→ **The task**
Write out the listing below without alteration, omitting its pictures.

########

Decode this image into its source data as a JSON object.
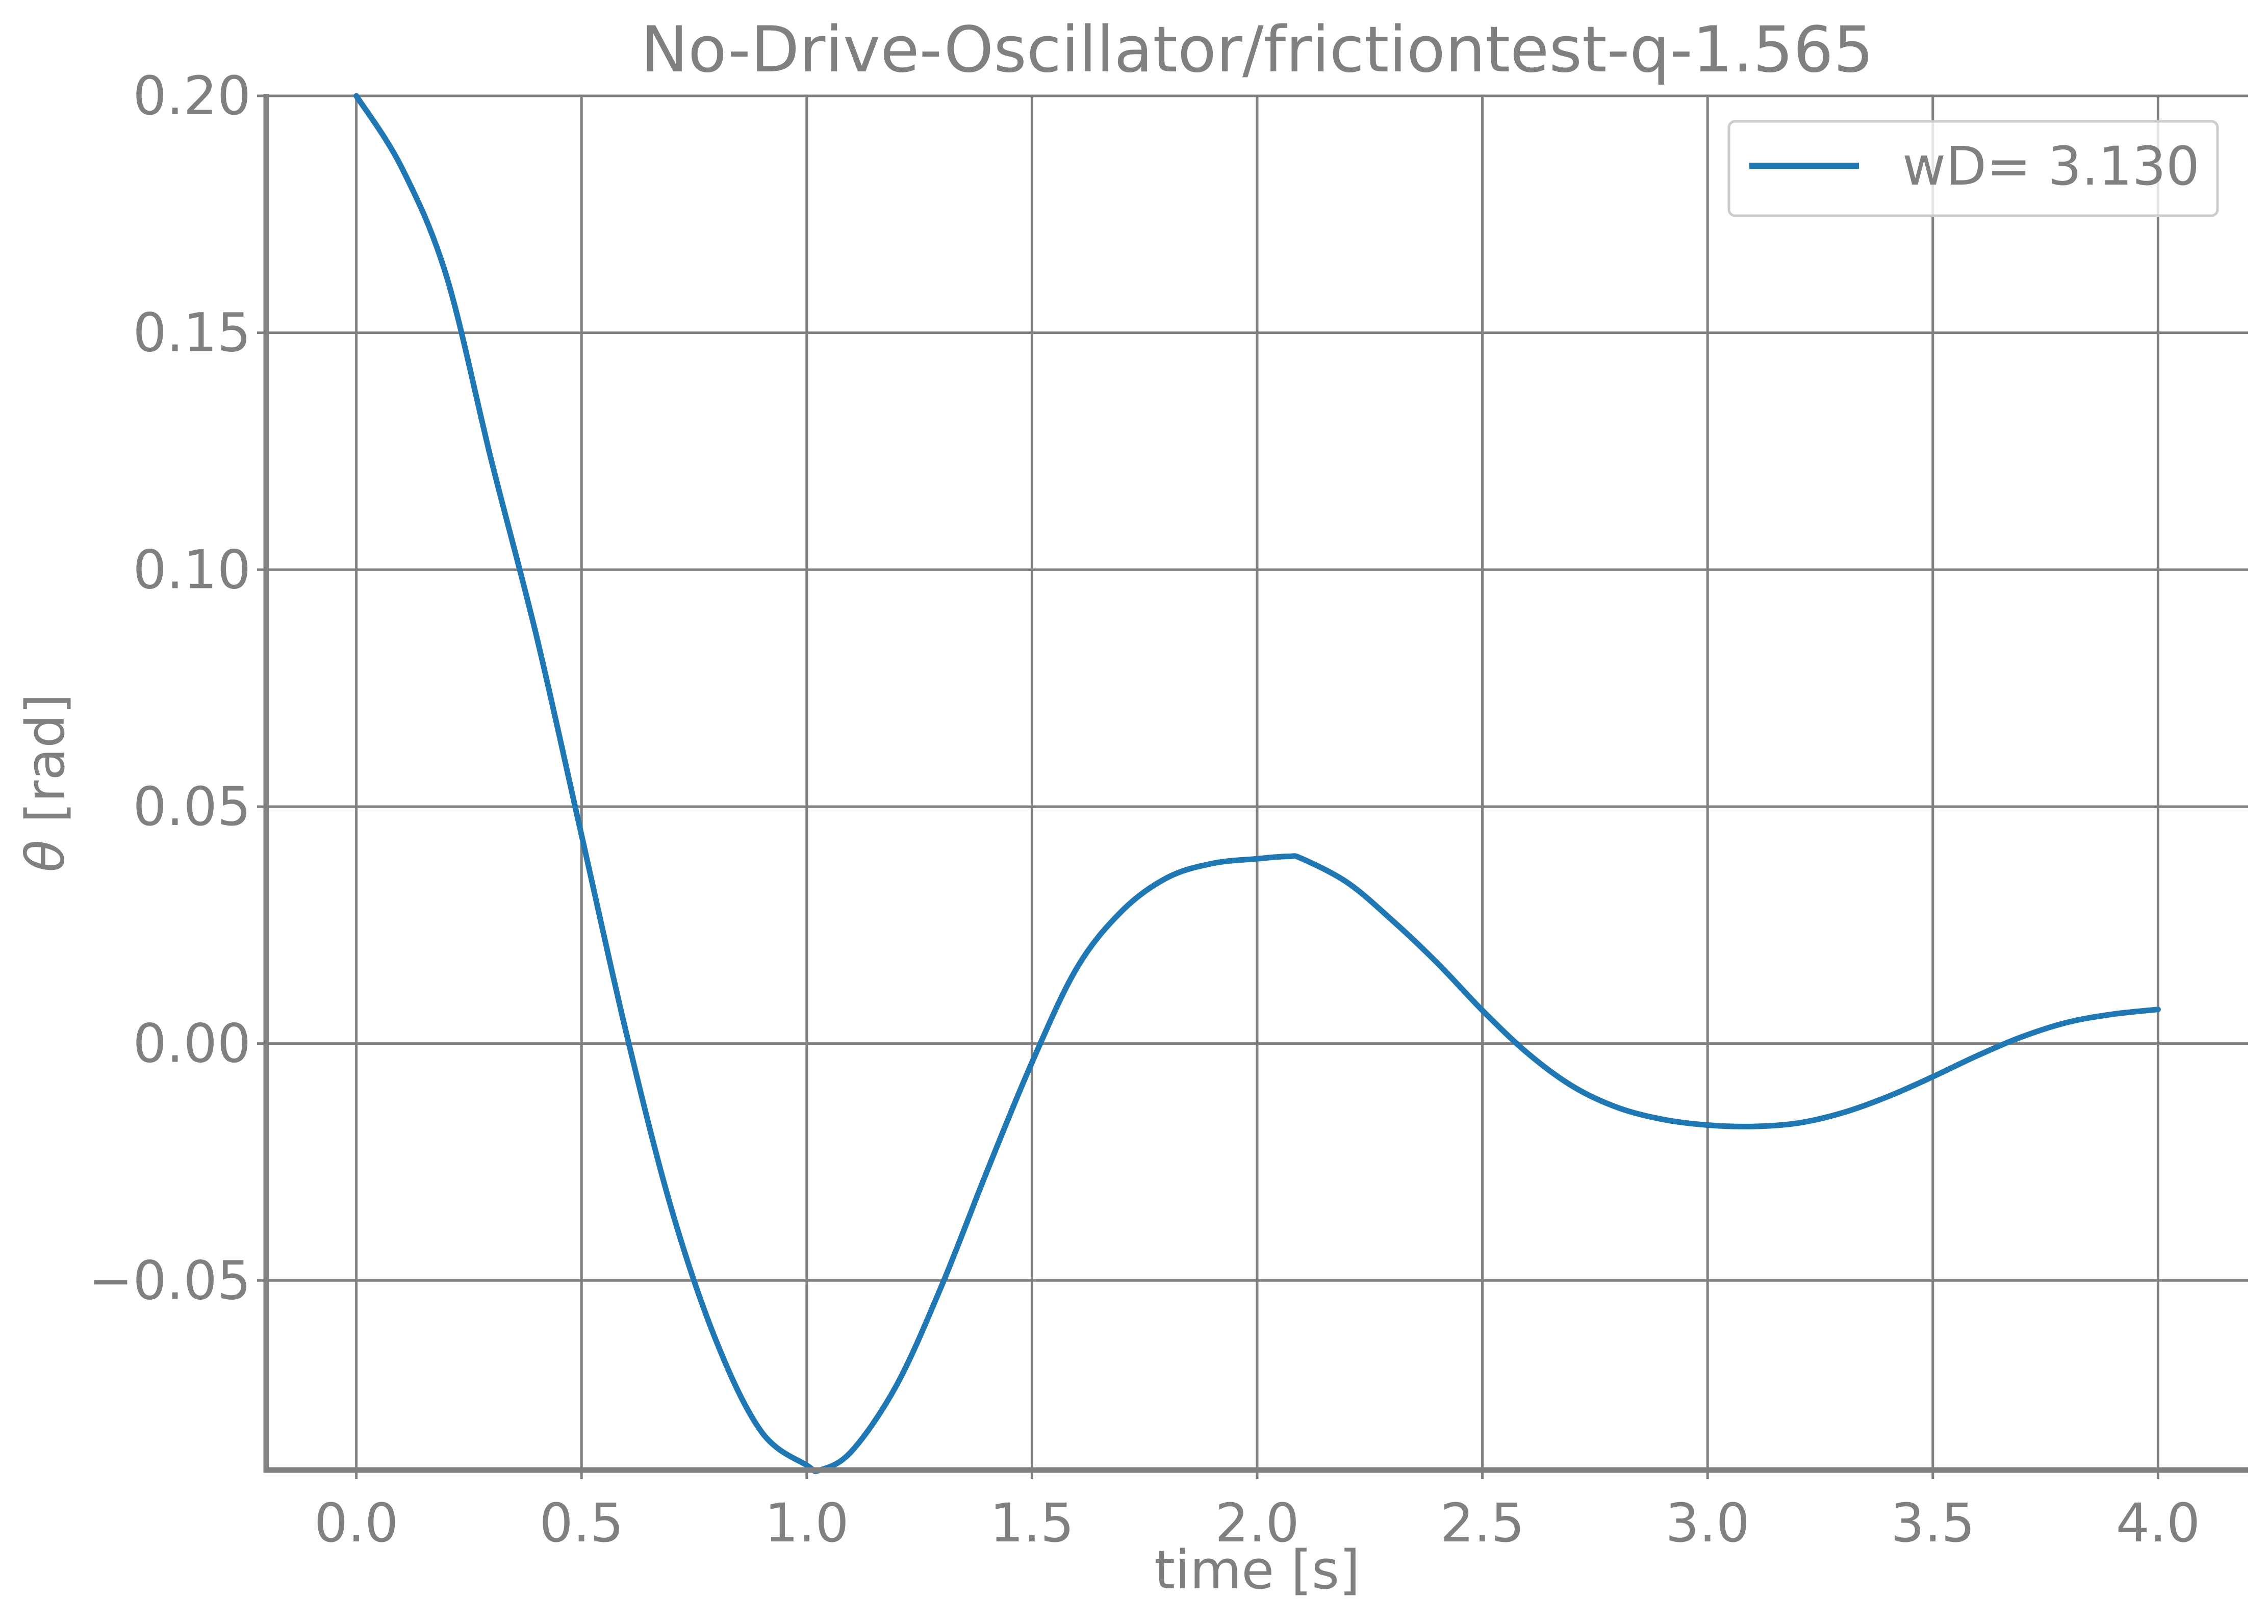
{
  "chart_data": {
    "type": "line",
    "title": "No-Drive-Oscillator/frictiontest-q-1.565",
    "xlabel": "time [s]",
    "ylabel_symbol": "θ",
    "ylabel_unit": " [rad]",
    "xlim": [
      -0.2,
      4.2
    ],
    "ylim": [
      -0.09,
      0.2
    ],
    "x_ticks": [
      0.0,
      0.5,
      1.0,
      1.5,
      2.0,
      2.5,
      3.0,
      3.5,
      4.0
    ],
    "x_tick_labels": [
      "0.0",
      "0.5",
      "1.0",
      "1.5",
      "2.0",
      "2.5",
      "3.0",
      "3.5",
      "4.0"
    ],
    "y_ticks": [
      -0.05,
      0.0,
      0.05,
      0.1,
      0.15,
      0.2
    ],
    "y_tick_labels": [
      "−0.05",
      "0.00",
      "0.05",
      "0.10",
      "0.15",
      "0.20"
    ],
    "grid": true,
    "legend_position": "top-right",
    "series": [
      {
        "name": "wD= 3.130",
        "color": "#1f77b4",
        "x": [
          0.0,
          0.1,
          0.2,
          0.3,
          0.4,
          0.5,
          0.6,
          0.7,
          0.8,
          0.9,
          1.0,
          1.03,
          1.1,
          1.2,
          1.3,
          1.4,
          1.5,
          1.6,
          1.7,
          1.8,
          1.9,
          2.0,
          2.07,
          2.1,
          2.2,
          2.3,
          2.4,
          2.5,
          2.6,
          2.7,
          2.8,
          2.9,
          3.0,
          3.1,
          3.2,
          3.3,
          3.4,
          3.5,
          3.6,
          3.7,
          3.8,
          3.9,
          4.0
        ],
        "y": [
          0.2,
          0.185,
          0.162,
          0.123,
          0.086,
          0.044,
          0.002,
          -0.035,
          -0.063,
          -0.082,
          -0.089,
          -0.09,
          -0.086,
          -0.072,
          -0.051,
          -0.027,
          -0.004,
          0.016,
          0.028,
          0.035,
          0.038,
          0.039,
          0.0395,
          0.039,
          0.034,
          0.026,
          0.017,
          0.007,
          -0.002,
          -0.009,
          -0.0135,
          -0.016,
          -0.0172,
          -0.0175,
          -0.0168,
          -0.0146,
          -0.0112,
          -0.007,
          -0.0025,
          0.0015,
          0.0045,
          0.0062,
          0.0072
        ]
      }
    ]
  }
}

########

→ **Written solution**
Decode this image into its source data as a JSON object.
{
  "chart_data": {
    "type": "line",
    "title": "No-Drive-Oscillator/frictiontest-q-1.565",
    "xlabel": "time [s]",
    "ylabel_symbol": "θ",
    "ylabel_unit": " [rad]",
    "xlim": [
      -0.2,
      4.2
    ],
    "ylim": [
      -0.09,
      0.2
    ],
    "x_ticks": [
      0.0,
      0.5,
      1.0,
      1.5,
      2.0,
      2.5,
      3.0,
      3.5,
      4.0
    ],
    "x_tick_labels": [
      "0.0",
      "0.5",
      "1.0",
      "1.5",
      "2.0",
      "2.5",
      "3.0",
      "3.5",
      "4.0"
    ],
    "y_ticks": [
      -0.05,
      0.0,
      0.05,
      0.1,
      0.15,
      0.2
    ],
    "y_tick_labels": [
      "−0.05",
      "0.00",
      "0.05",
      "0.10",
      "0.15",
      "0.20"
    ],
    "grid": true,
    "legend_position": "top-right",
    "series": [
      {
        "name": "wD= 3.130",
        "color": "#1f77b4",
        "x": [
          0.0,
          0.1,
          0.2,
          0.3,
          0.4,
          0.5,
          0.6,
          0.7,
          0.8,
          0.9,
          1.0,
          1.03,
          1.1,
          1.2,
          1.3,
          1.4,
          1.5,
          1.6,
          1.7,
          1.8,
          1.9,
          2.0,
          2.07,
          2.1,
          2.2,
          2.3,
          2.4,
          2.5,
          2.6,
          2.7,
          2.8,
          2.9,
          3.0,
          3.1,
          3.2,
          3.3,
          3.4,
          3.5,
          3.6,
          3.7,
          3.8,
          3.9,
          4.0
        ],
        "y": [
          0.2,
          0.185,
          0.162,
          0.123,
          0.086,
          0.044,
          0.002,
          -0.035,
          -0.063,
          -0.082,
          -0.089,
          -0.09,
          -0.086,
          -0.072,
          -0.051,
          -0.027,
          -0.004,
          0.016,
          0.028,
          0.035,
          0.038,
          0.039,
          0.0395,
          0.039,
          0.034,
          0.026,
          0.017,
          0.007,
          -0.002,
          -0.009,
          -0.0135,
          -0.016,
          -0.0172,
          -0.0175,
          -0.0168,
          -0.0146,
          -0.0112,
          -0.007,
          -0.0025,
          0.0015,
          0.0045,
          0.0062,
          0.0072
        ]
      }
    ]
  }
}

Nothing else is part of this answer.